* EXERCISE: From the Python-Dev message below, extract word for word the part that opens with the words containing "[Python-Dev] RE: Python-Dev" and closes with "quick comparison ...".
QUOTED PASSAGE Block Start
[Python-Dev] RE: Python-Dev Digest, Vol 8, Issue 26

Jewett, Jim J jim.jewett at eds.com
Thu Mar 11 18:13:11 EST 2004


[Brett C.]
> I would love to hear Gustavo give a quick comparison ...
> of what DateUtil provides over datetime. 

This is important, because the standard library is already
starting to suffer from bloat.  (Too many module names, 
not too much utility.)

Namespaces help; the Mac-specific modules might be 
overwhelming if so many weren't nicely wrapped in Carbon.
I have no idea whether the Carbon.* modules are at all
related on a technical level, but I don't care -- grouping
them makes it easier to ignore the whole batch at once,
instead of running into them one at a time.  (Hmm, would
a preferences module be useful?  Oh, wait, its Mac-specific.)

If I want to deal with time in some way, I already have to 
decide between (at least) calendar, datetime, and time, and 
perhaps locale (for printing).  I'm not saying that they all
do the same thing; I'm saying that the name alone doesn't
tell me which to use, so I have to either guess, or read the 
documentation for each.
QUOTED PASSAGE Block End
GIVEN INFORMATION Block Start
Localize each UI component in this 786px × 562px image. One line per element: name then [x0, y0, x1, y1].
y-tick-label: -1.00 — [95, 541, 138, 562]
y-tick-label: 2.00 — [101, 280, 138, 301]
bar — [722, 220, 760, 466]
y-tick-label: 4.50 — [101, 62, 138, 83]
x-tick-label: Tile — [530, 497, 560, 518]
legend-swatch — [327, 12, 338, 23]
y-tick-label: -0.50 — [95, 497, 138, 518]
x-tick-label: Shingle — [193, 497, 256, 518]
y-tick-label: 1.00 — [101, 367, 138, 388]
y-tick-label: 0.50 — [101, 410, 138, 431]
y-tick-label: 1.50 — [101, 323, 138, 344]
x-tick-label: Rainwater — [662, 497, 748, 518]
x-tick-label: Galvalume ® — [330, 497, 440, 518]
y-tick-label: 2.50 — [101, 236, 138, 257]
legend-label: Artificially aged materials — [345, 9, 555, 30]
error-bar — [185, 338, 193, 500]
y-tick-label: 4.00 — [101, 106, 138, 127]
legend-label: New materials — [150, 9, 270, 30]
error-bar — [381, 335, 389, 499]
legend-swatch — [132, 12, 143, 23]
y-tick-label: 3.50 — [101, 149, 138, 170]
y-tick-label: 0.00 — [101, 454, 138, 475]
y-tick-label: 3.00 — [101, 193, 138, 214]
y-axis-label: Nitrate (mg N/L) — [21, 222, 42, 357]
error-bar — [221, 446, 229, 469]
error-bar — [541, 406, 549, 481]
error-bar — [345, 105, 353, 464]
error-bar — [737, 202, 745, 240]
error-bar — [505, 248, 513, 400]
GIVEN INFORMATION Block End
* EXERCISE RESULT:
[Python-Dev] RE: Python-Dev Digest, Vol 8, Issue 26

Jewett, Jim J jim.jewett at eds.com
Thu Mar 11 18:13:11 EST 2004


[Brett C.]
> I would love to hear Gustavo give a quick comparison ...